Thanksday #64

  • Dramamine? Check.
  • Seasickness wrist bands? Check.
  • Seasickness patches? Check. ($52 later.) (Thank you insurance and flexible spending.)
  • Bonine? Check.

The sweet irony will be that I’ll get sicker from the seasickness medicine than from the sea itself.

“But Monica, why would you need seasickness medicine? You’re landlocked in the mountains of North Carolina.”

Good question, my friend. A good question, indeed. I hope you look good in green; I’m going on a New England/Canada cruise. Seven GLORIOUS days cruising a part of the continent I’ve never seen. Seven GLORIOUS days away from constant cell service and email. Seven GLORIOUS days away from normal. Seven GLORIOUS days with my husband. (And yes, about a dozen or so people from church, but they’re fun, so it’s going to be awesome.)

And GLORIOUS.

(Can I mention, though, how weird it’s going to be to need a passport to get into Canadia? Because I grew up in the Pacific Northwest, and we took road trips to British Columbia a lot. And passports were laughed at. Or maybe they weren’t. I was just 19, what did I know other than I didn’t need one?)

(And yes, I said “Canadia” on purpose. That was for you, China White.)

We leave promptly when the rooster crows on Saturday morning. And in case you’re wondering, NO, I haven’t started packing yet. Packing is strictly an 11th hour job for this girl. I’m typically in a crunch getting ahead of work and home issues before I get away, that the packing part is the easiest.

Especially since I have a sticky note for my packing list.

No, not the old-school paper ones; I mean the desktop Stickies application on my laptop. Where would I be without my Stickies? They remind me of everything from what to pack, to what to buy, to how much it costs to print square invitations. If only my Stickies would sync with my iPhone reminders. THEN, I’d be virtually OCD organized.

Or at least appear to be.

Regardless, Friday is my everything-I-have-to-do-that’s-not-work-related day. Which includes, but isn’t limited to: laundry, cleaning, packing, grocery shopping, organizing the kids and all that jazz.

(All that jazz.)

Due to cruising and the high-cost to internet and all, I can’t promise I’ll be Johnny-on-the-spot with my posts next week. But if I’m appropriately relaxed and inspired, I’ll post when I’ve reached some free wi-fi cafe in Quebec City while asking the garçon where les toilets are s’il vous plait?

(Maybe another shade of green would work better on you.)

(Holy parentheticals. It’s kind of annoying now, no?)

Thankfuls for this week!

1. Cruising. My first one. I won’t get seasick, right? Do we all remember the lovely sunset sailboat cruise around MAUI and my several instances of vomiting? Surely that was an isolated incident.

2. Greg’s Laughter. I’ve mentioned a few times, I’m sure, how when Greg really cracks up at something he sounds like a weeping woman. Few have been privy to this limited display of hilarity. But those who have seen it now believe and even try to force it. (Bolivia Team 2011, I’m talkin’ to you.) Well. Will Farrell was the guest host on Saturday Night Live this past weekend. I couldn’t tell you which skit it was, but Greg fell victim to the weeping woman fit of laughter. I frantically searched for my phone to record the moment for all of you to see. But I was too late. But it was awesome.

::::

▶ [Required work]
1. Write out the part of the Thanksday post from "Thanksday #64" up to and including "to be awesome.)".
2. In the Thanksday post, what does the writer keep the packing list in?

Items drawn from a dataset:

::::

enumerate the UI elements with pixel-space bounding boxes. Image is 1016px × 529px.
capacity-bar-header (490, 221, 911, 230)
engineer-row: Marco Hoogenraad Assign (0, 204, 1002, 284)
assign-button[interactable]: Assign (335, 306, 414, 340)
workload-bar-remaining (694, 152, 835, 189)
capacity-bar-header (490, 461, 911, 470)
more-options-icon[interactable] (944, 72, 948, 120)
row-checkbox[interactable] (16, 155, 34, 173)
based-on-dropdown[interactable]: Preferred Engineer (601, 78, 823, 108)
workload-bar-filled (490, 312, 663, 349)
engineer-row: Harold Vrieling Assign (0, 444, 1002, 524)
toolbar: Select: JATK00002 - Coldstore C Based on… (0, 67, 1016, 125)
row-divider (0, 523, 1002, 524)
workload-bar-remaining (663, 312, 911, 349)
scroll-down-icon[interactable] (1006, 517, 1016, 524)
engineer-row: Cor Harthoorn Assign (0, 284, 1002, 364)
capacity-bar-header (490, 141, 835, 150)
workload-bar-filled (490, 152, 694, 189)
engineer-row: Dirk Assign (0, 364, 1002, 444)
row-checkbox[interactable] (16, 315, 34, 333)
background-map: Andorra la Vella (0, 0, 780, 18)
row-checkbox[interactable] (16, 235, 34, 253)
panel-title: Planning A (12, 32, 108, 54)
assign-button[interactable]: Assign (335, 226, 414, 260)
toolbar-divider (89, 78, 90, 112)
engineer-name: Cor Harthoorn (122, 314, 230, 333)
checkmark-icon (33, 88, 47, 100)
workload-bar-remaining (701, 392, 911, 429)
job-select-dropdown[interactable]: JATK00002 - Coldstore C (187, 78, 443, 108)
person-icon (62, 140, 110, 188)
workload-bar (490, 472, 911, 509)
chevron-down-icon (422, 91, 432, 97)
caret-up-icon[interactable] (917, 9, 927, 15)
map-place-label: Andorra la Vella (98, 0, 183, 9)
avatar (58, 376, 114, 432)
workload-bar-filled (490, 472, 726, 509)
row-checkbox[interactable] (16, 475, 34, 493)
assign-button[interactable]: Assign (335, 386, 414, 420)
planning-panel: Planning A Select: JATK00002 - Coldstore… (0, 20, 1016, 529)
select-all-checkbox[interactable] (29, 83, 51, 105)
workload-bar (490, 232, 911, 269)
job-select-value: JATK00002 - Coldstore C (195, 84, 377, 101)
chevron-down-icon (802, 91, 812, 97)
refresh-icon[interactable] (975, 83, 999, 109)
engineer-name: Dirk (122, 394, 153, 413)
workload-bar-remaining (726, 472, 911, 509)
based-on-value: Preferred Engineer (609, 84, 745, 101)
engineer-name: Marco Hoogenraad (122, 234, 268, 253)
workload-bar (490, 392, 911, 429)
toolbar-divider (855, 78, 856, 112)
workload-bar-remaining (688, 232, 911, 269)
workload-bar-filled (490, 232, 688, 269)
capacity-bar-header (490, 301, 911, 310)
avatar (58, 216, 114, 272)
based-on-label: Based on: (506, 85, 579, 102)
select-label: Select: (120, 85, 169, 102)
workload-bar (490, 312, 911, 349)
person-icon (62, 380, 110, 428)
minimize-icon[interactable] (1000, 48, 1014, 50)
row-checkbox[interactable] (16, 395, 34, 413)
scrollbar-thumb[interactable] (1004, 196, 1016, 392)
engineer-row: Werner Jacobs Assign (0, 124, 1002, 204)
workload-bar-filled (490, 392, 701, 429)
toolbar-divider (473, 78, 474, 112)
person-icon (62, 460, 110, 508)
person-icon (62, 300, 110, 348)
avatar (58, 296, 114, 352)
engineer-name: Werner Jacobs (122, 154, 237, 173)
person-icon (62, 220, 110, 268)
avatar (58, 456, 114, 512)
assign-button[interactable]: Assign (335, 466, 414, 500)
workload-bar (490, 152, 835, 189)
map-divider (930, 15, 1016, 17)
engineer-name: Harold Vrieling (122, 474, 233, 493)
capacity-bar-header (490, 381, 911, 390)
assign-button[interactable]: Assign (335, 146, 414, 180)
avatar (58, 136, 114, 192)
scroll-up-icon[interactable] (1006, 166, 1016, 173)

::::

▶ [Answers below]
1.
Thanksday #64

  • Dramamine? Check.
  • Seasickness wrist bands? Check.
  • Seasickness patches? Check. ($52 later.) (Thank you insurance and flexible spending.)
  • Bonine? Check.

The sweet irony will be that I’ll get sicker from the seasickness medicine than from the sea itself.

“But Monica, why would you need seasickness medicine? You’re landlocked in the mountains of North Carolina.”

Good question, my friend. A good question, indeed. I hope you look good in green; I’m going on a New England/Canada cruise. Seven GLORIOUS days cruising a part of the continent I’ve never seen. Seven GLORIOUS days away from constant cell service and email. Seven GLORIOUS days away from normal. Seven GLORIOUS days with my husband. (And yes, about a dozen or so people from church, but they’re fun, so it’s going to be awesome.)

2. A sticky note in the desktop Stickies application on the writer's laptop.